PASSAGE TO READ:
>>
Eleanor Klibanoff (SMPA ‘14) is a public radio reporter in Pennsylvania. Paul Organ (CCAS ‘14) is a research analyst at The Brattle Group in D.C.
The class of 2014 recently celebrated our one year reunion. A reunion is a great chance to see friends, catch up with professors and prove to all the haters that you’re still better than them. It’s also a great chance to reflect on the lessons you learned during your four years at GW.
We learned a lot in the classroom. (Professors notice 1.5” margins.) We learned a lot in our dorms. (Please take out the trash more than once a semester.) But now that we’ve been in the real world for ~18 months, we find ourselves relying more and more on the skills we learned sitting behind the front desk at the Honors townhouse.
There are a lot of reasons to not get a job in college: your schedule is too busy, you don’t like waking up early, your diamond shoes are too heavy. But once you enter the work world, you’ll realize there are some skills a classroom can’t teach you.
Time management.
Remember high school? When you were at school 8 a.m. to 4 p.m. and then did sports and theater and debate and homework? Adulthood is a bit like that, except you have to make your own dinner. If you spend four years of college going to class at 11 a.m. and pulling random all-nighters to catch up on procrastination, going back to the 9-5 grind is going to suck.
<<
TASKS TO PERFORM:
a: Quote the article on lessons from a college job word for word, starting with "Time management." and going on through "going to suck.".
b: Decide whether each statement agrees with the article on lessons from a college job, answering yes or no and quoting the words that settle it: (i) The class of 2014 recently held its one year reunion. (ii) Paul Organ works as a public radio reporter. (iii) Adulthood is compared to high school.
The material that follows has nothing to do with the article above.

Data for document layout analysis:
>>
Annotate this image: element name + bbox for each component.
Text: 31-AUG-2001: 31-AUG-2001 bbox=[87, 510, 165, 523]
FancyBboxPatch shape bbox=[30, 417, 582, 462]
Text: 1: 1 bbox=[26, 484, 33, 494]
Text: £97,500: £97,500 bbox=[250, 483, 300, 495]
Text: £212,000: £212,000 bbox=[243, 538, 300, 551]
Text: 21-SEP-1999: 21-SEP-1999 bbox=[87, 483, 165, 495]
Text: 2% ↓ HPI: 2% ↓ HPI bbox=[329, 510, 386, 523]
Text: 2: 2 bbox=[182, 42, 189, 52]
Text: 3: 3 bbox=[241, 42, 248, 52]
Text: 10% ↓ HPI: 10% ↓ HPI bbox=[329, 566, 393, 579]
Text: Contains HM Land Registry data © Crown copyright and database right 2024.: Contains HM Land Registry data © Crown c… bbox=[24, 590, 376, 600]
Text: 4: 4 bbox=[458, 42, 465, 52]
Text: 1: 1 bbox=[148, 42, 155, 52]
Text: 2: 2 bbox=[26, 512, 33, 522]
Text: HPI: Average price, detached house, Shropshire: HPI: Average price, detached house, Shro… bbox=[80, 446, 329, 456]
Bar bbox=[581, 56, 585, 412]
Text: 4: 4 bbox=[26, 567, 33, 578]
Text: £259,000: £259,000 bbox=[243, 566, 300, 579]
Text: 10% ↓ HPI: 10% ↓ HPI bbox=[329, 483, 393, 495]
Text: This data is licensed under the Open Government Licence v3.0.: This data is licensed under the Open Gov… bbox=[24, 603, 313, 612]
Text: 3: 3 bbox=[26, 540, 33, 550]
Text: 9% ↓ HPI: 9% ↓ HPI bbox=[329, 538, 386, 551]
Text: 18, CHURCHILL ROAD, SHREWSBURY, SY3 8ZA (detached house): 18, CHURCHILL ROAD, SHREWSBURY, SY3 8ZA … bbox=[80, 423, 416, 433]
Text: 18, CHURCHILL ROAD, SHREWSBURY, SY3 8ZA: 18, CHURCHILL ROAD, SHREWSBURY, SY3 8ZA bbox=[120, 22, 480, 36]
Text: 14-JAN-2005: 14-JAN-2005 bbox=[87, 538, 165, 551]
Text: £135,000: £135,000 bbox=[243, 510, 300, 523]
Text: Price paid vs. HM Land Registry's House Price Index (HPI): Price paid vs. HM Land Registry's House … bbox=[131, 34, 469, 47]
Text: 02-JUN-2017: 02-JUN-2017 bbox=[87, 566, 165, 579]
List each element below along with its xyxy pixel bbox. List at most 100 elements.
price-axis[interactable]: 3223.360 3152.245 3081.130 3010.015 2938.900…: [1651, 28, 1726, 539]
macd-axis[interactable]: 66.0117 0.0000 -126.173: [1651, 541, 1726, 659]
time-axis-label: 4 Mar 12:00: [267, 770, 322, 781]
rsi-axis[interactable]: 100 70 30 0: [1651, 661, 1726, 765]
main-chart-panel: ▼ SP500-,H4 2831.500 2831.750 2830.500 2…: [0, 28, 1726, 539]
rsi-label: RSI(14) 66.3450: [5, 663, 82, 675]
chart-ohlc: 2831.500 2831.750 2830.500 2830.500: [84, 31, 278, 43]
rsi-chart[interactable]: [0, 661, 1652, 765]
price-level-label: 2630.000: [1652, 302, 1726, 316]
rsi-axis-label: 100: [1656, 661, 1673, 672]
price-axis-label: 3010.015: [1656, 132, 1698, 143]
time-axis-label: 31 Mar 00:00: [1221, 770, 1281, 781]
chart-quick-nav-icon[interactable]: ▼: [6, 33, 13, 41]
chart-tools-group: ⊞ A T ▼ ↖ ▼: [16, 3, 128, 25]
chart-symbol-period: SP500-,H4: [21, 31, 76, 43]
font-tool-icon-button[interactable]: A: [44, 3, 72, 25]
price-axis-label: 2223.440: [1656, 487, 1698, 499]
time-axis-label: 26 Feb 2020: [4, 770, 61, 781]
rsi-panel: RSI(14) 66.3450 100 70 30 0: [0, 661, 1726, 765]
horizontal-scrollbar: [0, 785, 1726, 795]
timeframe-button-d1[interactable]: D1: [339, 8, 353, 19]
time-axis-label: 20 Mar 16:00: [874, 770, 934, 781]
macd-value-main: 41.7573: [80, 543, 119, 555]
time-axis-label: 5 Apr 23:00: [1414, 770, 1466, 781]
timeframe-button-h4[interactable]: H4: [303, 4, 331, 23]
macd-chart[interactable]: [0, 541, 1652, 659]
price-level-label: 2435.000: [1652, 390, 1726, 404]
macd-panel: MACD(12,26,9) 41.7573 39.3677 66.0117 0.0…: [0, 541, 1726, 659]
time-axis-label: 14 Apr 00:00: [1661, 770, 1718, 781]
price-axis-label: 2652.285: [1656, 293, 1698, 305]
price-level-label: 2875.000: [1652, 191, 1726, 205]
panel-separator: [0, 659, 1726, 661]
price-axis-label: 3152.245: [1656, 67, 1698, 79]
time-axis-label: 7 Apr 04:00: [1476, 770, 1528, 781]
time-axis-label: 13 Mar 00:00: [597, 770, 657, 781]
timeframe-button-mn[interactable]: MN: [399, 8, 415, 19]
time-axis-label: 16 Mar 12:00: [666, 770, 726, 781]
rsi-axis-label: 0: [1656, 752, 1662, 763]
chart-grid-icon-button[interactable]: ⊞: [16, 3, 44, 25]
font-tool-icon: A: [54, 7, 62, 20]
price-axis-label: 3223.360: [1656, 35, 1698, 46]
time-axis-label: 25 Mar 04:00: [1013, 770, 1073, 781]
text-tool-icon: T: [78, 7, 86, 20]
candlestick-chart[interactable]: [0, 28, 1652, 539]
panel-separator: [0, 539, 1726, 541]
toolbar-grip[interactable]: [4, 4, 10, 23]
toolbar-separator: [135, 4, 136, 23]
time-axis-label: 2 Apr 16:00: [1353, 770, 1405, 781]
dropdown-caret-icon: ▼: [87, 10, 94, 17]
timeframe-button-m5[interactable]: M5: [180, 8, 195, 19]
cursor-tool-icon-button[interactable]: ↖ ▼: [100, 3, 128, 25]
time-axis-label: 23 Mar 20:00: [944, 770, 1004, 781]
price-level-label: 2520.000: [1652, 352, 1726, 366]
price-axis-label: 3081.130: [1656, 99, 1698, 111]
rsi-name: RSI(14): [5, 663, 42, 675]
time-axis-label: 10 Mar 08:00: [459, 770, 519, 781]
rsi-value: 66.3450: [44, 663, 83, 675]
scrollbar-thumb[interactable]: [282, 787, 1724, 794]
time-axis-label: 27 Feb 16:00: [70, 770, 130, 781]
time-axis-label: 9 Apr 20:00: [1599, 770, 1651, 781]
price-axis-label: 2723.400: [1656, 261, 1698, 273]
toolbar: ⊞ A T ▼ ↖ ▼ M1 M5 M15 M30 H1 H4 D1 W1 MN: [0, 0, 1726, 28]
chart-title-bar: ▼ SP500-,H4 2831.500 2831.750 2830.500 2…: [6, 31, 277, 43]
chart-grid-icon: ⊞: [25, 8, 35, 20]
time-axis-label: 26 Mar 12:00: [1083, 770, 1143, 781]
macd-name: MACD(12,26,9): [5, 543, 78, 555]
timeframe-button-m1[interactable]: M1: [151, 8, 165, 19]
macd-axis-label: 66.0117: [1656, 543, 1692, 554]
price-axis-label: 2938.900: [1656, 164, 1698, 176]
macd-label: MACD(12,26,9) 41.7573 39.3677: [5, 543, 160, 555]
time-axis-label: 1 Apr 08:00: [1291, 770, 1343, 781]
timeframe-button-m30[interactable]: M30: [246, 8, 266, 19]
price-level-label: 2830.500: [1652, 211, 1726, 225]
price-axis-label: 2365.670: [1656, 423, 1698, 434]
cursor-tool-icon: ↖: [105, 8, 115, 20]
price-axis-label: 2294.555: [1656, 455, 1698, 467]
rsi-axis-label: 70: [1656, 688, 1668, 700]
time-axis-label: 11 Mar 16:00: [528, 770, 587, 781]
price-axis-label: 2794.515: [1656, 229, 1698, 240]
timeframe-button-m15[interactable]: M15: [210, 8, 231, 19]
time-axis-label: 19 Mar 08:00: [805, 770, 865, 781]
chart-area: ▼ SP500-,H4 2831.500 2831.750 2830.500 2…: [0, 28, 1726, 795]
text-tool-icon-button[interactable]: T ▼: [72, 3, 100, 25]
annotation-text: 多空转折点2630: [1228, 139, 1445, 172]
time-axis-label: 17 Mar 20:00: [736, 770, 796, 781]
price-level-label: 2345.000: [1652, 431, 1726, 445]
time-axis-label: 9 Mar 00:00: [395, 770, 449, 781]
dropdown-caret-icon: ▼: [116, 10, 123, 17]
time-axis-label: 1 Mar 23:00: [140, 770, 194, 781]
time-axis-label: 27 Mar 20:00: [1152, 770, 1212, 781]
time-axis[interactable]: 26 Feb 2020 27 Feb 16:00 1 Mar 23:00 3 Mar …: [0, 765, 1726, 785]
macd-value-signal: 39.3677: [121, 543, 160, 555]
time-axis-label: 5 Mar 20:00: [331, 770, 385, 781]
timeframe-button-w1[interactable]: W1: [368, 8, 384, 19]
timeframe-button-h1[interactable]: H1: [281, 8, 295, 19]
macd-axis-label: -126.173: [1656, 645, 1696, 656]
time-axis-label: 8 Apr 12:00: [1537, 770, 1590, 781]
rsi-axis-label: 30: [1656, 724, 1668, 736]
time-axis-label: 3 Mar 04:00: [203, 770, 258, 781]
<<
SOLUTIONS TO THE PROBLEMS:
a:
Time management.
Remember high school? When you were at school 8 a.m. to 4 p.m. and then did sports and theater and debate and homework? Adulthood is a bit like that, except you have to make your own dinner. If you spend four years of college going to class at 11 a.m. and pulling random all-nighters to catch up on procrastination, going back to the 9-5 grind is going to suck.

b:
(i) Yes: "The class of 2014 recently celebrated our one year reunion."
(ii) No: "Paul Organ (CCAS ‘14) is a research analyst at The Brattle Group in D.C."
(iii) Yes: "Adulthood is a bit like that, except you have to make your own dinner."